[Dataset rows]
○ ○ ○ ○ ○
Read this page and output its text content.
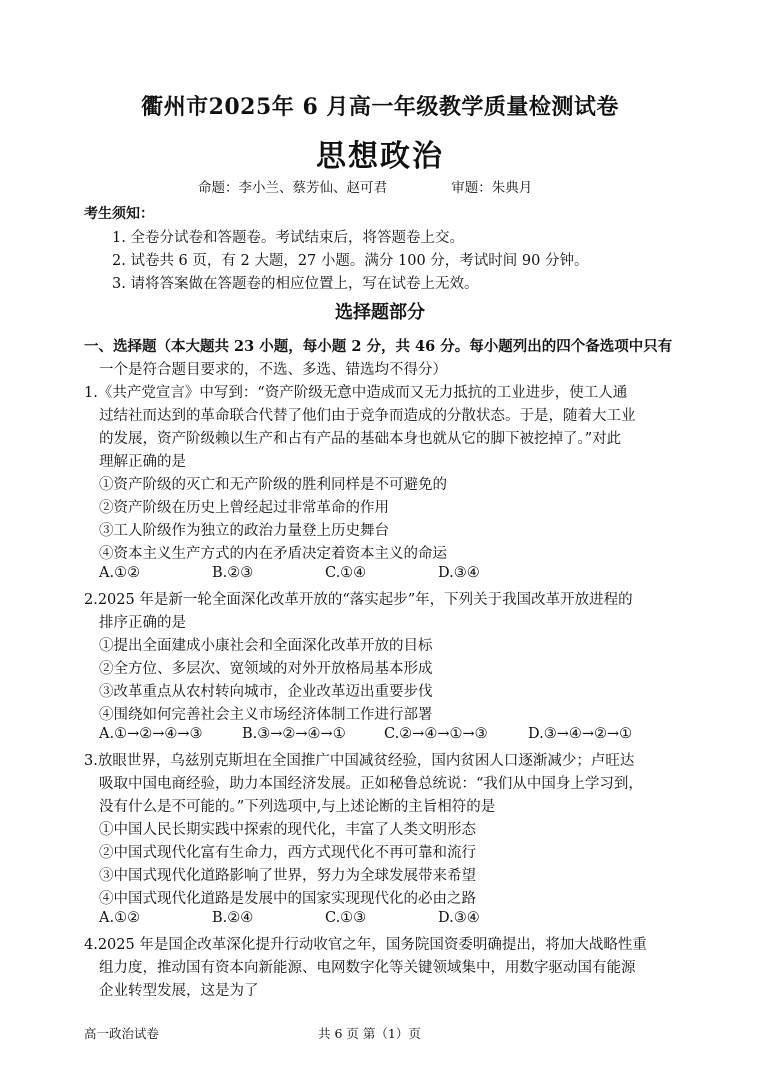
衢州市2025年 6 月高一年级教学质量检测试卷
思想政治
命题：李小兰、蔡芳仙、赵可君	审题：朱典月
考生须知：
1. 全卷分试卷和答题卷。考试结束后，将答题卷上交。
2. 试卷共 6 页，有 2 大题，27 小题。满分 100 分，考试时间 90 分钟。
3. 请将答案做在答题卷的相应位置上，写在试卷上无效。
选择题部分
一、选择题（本大题共 23 小题，每小题 2 分，共 46 分。每小题列出的四个备选项中只有
一个是符合题目要求的，不选、多选、错选均不得分）
1.《共产党宣言》中写到：“资产阶级无意中造成而又无力抵抗的工业进步，使工人通
过结社而达到的革命联合代替了他们由于竞争而造成的分散状态。于是，随着大工业
的发展，资产阶级赖以生产和占有产品的基础本身也就从它的脚下被挖掉了。”对此
理解正确的是
①资产阶级的灭亡和无产阶级的胜利同样是不可避免的
②资产阶级在历史上曾经起过非常革命的作用
③工人阶级作为独立的政治力量登上历史舞台
④资本主义生产方式的内在矛盾决定着资本主义的命运
A.①②	B.②③	C.①④	D.③④
2.2025 年是新一轮全面深化改革开放的“落实起步”年，下列关于我国改革开放进程的
排序正确的是
①提出全面建成小康社会和全面深化改革开放的目标
②全方位、多层次、宽领域的对外开放格局基本形成
③改革重点从农村转向城市，企业改革迈出重要步伐
④围绕如何完善社会主义市场经济体制工作进行部署
A.①→②→④→③	B.③→②→④→①	C.②→④→①→③	D.③→④→②→①
3.放眼世界，乌兹别克斯坦在全国推广中国减贫经验，国内贫困人口逐渐减少；卢旺达
吸取中国电商经验，助力本国经济发展。正如秘鲁总统说：“我们从中国身上学习到，
没有什么是不可能的。”下列选项中,与上述论断的主旨相符的是
①中国人民长期实践中探索的现代化，丰富了人类文明形态
②中国式现代化富有生命力，西方式现代化不再可靠和流行
③中国式现代化道路影响了世界，努力为全球发展带来希望
④中国式现代化道路是发展中的国家实现现代化的必由之路
A.①②	B.②④	C.①③	D.③④
4.2025 年是国企改革深化提升行动收官之年，国务院国资委明确提出，将加大战略性重
组力度，推动国有资本向新能源、电网数字化等关键领域集中，用数字驱动国有能源
企业转型发展，这是为了
高一政治试卷	共 6 页 第（1）页
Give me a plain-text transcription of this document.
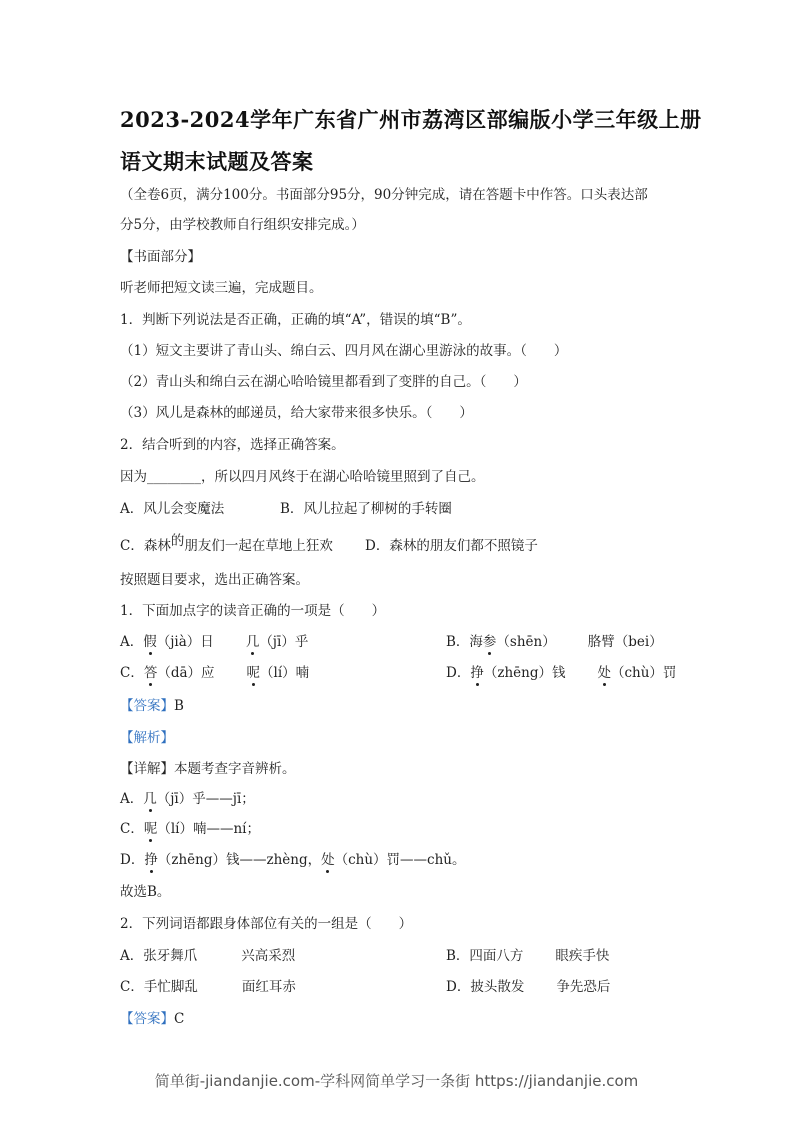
2023-2024学年广东省广州市荔湾区部编版小学三年级上册
语文期末试题及答案
（全卷6页，满分100分。书面部分95分，90分钟完成，请在答题卡中作答。口头表达部
分5分，由学校教师自行组织安排完成。）
【书面部分】
听老师把短文读三遍，完成题目。
1．判断下列说法是否正确，正确的填“A”，错误的填“B”。
（1）短文主要讲了青山头、绵白云、四月风在湖心里游泳的故事。（　　）
（2）青山头和绵白云在湖心哈哈镜里都看到了变胖的自己。（　　）
（3）风儿是森林的邮递员，给大家带来很多快乐。（　　）
2．结合听到的内容，选择正确答案。
因为________，所以四月风终于在湖心哈哈镜里照到了自己。
A．风儿会变魔法	B．风儿拉起了柳树的手转圈
C．森林的朋友们一起在草地上狂欢 D．森林的朋友们都不照镜子
按照题目要求，选出正确答案。
1．下面加点字的读音正确的一项是（　　）
A．假（jià）日 几（jī）乎	B．海参（shēn） 胳臂（bei）
C．答（dā）应 呢（lí）喃	D．挣（zhēng）钱 处（chù）罚
【答案】B
【解析】
【详解】本题考查字音辨析。
A．几（jī）乎——jī；
C．呢（lí）喃——ní；
D．挣（zhēng）钱——zhèng，处（chù）罚——chǔ。
故选B。
2．下列词语都跟身体部位有关的一组是（　　）
A．张牙舞爪	兴高采烈	B．四面八方 眼疾手快
C．手忙脚乱	面红耳赤	D．披头散发 争先恐后
【答案】C
简单街-jiandanjie.com-学科网简单学习一条街 https://jiandanjie.com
○ ○ ○ ○ ○
Restate each line of the records exactly; pictures do not belong in the copy.

Read this page and output its text content.
衢州市2025年 6 月高一年级教学质量检测试卷
思想政治
命题：李小兰、蔡芳仙、赵可君	审题：朱典月
考生须知：
1. 全卷分试卷和答题卷。考试结束后，将答题卷上交。
2. 试卷共 6 页，有 2 大题，27 小题。满分 100 分，考试时间 90 分钟。
3. 请将答案做在答题卷的相应位置上，写在试卷上无效。
选择题部分
一、选择题（本大题共 23 小题，每小题 2 分，共 46 分。每小题列出的四个备选项中只有
一个是符合题目要求的，不选、多选、错选均不得分）
1.《共产党宣言》中写到：“资产阶级无意中造成而又无力抵抗的工业进步，使工人通
过结社而达到的革命联合代替了他们由于竞争而造成的分散状态。于是，随着大工业
的发展，资产阶级赖以生产和占有产品的基础本身也就从它的脚下被挖掉了。”对此
理解正确的是
①资产阶级的灭亡和无产阶级的胜利同样是不可避免的
②资产阶级在历史上曾经起过非常革命的作用
③工人阶级作为独立的政治力量登上历史舞台
④资本主义生产方式的内在矛盾决定着资本主义的命运
A.①②	B.②③	C.①④	D.③④
2.2025 年是新一轮全面深化改革开放的“落实起步”年，下列关于我国改革开放进程的
排序正确的是
①提出全面建成小康社会和全面深化改革开放的目标
②全方位、多层次、宽领域的对外开放格局基本形成
③改革重点从农村转向城市，企业改革迈出重要步伐
④围绕如何完善社会主义市场经济体制工作进行部署
A.①→②→④→③	B.③→②→④→①	C.②→④→①→③	D.③→④→②→①
3.放眼世界，乌兹别克斯坦在全国推广中国减贫经验，国内贫困人口逐渐减少；卢旺达
吸取中国电商经验，助力本国经济发展。正如秘鲁总统说：“我们从中国身上学习到，
没有什么是不可能的。”下列选项中,与上述论断的主旨相符的是
①中国人民长期实践中探索的现代化，丰富了人类文明形态
②中国式现代化富有生命力，西方式现代化不再可靠和流行
③中国式现代化道路影响了世界，努力为全球发展带来希望
④中国式现代化道路是发展中的国家实现现代化的必由之路
A.①②	B.②④	C.①③	D.③④
4.2025 年是国企改革深化提升行动收官之年，国务院国资委明确提出，将加大战略性重
组力度，推动国有资本向新能源、电网数字化等关键领域集中，用数字驱动国有能源
企业转型发展，这是为了
高一政治试卷	共 6 页 第（1）页
Give me a plain-text transcription of this document.
2023-2024学年广东省广州市荔湾区部编版小学三年级上册
语文期末试题及答案
（全卷6页，满分100分。书面部分95分，90分钟完成，请在答题卡中作答。口头表达部
分5分，由学校教师自行组织安排完成。）
【书面部分】
听老师把短文读三遍，完成题目。
1．判断下列说法是否正确，正确的填“A”，错误的填“B”。
（1）短文主要讲了青山头、绵白云、四月风在湖心里游泳的故事。（　　）
（2）青山头和绵白云在湖心哈哈镜里都看到了变胖的自己。（　　）
（3）风儿是森林的邮递员，给大家带来很多快乐。（　　）
2．结合听到的内容，选择正确答案。
因为________，所以四月风终于在湖心哈哈镜里照到了自己。
A．风儿会变魔法	B．风儿拉起了柳树的手转圈
C．森林的朋友们一起在草地上狂欢 D．森林的朋友们都不照镜子
按照题目要求，选出正确答案。
1．下面加点字的读音正确的一项是（　　）
A．假（jià）日 几（jī）乎	B．海参（shēn） 胳臂（bei）
C．答（dā）应 呢（lí）喃	D．挣（zhēng）钱 处（chù）罚
【答案】B
【解析】
【详解】本题考查字音辨析。
A．几（jī）乎——jī；
C．呢（lí）喃——ní；
D．挣（zhēng）钱——zhèng，处（chù）罚——chǔ。
故选B。
2．下列词语都跟身体部位有关的一组是（　　）
A．张牙舞爪	兴高采烈	B．四面八方 眼疾手快
C．手忙脚乱	面红耳赤	D．披头散发 争先恐后
【答案】C
简单街-jiandanjie.com-学科网简单学习一条街 https://jiandanjie.com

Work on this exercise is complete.